Objective:
Return all lines that include the string "erkannte".

*-*-*

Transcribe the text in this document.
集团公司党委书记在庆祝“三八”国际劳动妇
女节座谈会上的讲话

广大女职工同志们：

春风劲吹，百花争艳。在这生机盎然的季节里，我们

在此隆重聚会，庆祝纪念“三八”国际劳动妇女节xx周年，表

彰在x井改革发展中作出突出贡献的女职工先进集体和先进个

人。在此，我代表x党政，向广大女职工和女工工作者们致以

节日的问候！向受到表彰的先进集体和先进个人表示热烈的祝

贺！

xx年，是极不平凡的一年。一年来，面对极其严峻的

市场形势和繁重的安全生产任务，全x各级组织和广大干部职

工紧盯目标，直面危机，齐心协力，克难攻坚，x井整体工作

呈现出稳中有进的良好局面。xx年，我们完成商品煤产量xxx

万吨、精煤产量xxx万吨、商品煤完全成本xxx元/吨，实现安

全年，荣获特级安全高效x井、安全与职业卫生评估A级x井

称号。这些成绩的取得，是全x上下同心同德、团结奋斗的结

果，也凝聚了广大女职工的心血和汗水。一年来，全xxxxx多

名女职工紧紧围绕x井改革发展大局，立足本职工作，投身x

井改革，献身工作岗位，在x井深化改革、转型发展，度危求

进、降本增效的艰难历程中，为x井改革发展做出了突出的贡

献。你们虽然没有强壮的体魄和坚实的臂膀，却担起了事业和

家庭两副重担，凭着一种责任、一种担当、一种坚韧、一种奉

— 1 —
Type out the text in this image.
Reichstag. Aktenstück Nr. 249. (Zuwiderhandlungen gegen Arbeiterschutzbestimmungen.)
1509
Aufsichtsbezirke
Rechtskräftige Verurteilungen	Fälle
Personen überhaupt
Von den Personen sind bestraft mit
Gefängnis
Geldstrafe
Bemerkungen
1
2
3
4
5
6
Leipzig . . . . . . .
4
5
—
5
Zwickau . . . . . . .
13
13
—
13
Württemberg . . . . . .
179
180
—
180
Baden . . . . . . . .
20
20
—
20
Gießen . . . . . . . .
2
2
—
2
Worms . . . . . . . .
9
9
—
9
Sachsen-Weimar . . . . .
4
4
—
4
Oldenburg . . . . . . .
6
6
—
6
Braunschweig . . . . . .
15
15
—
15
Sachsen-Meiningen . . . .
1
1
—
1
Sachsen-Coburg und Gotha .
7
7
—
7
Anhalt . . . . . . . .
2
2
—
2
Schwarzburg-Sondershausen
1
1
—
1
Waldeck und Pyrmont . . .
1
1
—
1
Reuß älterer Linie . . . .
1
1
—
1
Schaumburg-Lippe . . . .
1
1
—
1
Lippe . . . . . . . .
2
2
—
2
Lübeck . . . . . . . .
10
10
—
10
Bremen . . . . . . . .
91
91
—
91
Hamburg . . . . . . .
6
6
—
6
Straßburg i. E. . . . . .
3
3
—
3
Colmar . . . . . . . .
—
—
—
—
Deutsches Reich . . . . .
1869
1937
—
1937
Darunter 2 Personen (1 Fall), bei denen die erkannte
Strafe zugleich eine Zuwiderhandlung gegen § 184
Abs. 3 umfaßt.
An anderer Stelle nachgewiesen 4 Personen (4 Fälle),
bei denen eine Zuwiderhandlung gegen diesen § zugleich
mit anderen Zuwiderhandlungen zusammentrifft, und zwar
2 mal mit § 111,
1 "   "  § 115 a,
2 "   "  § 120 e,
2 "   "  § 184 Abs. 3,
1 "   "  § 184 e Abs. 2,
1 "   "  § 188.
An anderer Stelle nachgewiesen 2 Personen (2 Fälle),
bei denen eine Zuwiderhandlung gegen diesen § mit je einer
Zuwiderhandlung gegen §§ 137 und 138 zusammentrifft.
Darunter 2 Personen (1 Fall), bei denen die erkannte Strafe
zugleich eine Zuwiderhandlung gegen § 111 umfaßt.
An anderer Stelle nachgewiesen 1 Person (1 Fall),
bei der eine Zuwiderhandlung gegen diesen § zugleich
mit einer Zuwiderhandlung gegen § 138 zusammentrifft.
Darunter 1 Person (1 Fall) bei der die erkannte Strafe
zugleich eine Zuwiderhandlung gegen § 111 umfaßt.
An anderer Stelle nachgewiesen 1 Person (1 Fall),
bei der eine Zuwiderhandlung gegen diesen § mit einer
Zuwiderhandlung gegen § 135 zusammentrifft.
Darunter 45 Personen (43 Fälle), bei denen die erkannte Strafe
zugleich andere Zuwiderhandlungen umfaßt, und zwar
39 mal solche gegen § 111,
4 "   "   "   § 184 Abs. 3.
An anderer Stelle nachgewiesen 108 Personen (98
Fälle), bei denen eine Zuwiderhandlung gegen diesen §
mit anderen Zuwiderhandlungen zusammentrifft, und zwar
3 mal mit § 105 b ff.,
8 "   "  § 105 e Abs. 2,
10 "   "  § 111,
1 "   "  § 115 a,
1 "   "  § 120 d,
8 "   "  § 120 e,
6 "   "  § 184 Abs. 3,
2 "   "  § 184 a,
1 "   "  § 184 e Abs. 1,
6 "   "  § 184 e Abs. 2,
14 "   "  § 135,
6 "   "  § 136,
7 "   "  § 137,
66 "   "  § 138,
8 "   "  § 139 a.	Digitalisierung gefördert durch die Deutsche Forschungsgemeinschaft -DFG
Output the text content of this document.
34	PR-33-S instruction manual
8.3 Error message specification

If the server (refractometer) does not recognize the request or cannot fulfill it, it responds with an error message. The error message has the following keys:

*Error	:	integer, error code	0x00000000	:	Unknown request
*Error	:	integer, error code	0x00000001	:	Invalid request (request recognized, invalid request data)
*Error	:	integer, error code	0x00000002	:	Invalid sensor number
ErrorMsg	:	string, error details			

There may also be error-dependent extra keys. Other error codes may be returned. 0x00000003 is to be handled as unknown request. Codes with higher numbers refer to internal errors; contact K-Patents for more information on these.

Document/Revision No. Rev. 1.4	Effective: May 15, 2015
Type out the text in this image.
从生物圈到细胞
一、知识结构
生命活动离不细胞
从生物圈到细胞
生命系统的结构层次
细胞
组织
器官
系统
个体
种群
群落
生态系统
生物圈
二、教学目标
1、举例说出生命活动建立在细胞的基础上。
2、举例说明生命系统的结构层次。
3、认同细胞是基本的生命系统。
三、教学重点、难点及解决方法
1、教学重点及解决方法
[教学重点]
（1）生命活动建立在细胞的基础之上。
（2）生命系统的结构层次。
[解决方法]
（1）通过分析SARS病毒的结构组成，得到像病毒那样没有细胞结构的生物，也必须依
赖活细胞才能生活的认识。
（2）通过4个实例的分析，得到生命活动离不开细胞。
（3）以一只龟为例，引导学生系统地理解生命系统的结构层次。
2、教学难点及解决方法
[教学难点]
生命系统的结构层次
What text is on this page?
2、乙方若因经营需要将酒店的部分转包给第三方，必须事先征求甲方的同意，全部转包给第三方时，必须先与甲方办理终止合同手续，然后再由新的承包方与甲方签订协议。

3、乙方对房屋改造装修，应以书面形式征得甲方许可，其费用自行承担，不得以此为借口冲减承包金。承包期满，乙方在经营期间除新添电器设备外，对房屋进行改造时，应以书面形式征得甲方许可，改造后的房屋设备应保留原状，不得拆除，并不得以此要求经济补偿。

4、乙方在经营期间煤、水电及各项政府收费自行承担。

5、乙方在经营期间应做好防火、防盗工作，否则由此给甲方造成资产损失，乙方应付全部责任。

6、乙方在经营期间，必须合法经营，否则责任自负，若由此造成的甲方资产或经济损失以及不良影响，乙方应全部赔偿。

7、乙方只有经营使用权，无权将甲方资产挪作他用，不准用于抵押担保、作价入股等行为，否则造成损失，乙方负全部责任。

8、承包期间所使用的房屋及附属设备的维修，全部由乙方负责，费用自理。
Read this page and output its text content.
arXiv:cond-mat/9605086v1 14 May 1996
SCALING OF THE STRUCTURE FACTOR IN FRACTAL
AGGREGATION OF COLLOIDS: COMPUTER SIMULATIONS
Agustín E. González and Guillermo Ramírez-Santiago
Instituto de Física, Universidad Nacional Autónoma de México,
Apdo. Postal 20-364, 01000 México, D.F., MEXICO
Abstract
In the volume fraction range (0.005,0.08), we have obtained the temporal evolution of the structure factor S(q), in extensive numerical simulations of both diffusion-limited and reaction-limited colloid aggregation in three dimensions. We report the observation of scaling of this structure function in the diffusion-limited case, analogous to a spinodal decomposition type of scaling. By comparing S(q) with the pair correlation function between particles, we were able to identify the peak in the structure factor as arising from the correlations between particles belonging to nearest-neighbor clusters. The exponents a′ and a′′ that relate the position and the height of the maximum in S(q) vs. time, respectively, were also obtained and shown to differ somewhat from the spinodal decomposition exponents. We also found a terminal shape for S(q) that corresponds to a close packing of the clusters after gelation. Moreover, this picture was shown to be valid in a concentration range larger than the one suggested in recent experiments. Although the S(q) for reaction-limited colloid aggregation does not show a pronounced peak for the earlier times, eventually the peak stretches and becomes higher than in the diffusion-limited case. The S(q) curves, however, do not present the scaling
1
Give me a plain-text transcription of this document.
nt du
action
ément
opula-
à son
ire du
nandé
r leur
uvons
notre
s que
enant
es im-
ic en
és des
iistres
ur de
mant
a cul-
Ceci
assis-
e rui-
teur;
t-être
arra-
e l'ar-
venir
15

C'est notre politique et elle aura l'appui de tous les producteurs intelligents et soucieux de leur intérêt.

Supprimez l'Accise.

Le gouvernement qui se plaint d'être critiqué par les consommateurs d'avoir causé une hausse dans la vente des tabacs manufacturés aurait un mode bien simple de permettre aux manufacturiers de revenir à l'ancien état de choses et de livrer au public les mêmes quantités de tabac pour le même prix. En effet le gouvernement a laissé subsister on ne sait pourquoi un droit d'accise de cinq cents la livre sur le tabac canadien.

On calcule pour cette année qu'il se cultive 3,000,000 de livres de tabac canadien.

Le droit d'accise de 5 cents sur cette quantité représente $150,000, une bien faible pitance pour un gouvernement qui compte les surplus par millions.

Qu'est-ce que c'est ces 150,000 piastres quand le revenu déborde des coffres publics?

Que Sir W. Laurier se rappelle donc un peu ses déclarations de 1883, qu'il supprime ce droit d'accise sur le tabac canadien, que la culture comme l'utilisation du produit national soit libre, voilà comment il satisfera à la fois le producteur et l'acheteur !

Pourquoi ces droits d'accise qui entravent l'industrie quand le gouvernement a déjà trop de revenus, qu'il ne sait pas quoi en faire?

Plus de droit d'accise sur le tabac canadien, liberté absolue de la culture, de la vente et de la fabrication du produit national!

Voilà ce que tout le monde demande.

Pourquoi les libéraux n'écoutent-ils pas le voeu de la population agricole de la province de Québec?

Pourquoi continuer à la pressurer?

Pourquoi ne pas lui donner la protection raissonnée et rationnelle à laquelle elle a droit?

*-*-*

Solution for this task:
Darunter 2 Personen (1 Fall), bei denen die erkannte
Darunter 2 Personen (1 Fall), bei denen die erkannte Strafe
Darunter 1 Person (1 Fall) bei der die erkannte Strafe
Darunter 45 Personen (43 Fälle), bei denen die erkannte Strafe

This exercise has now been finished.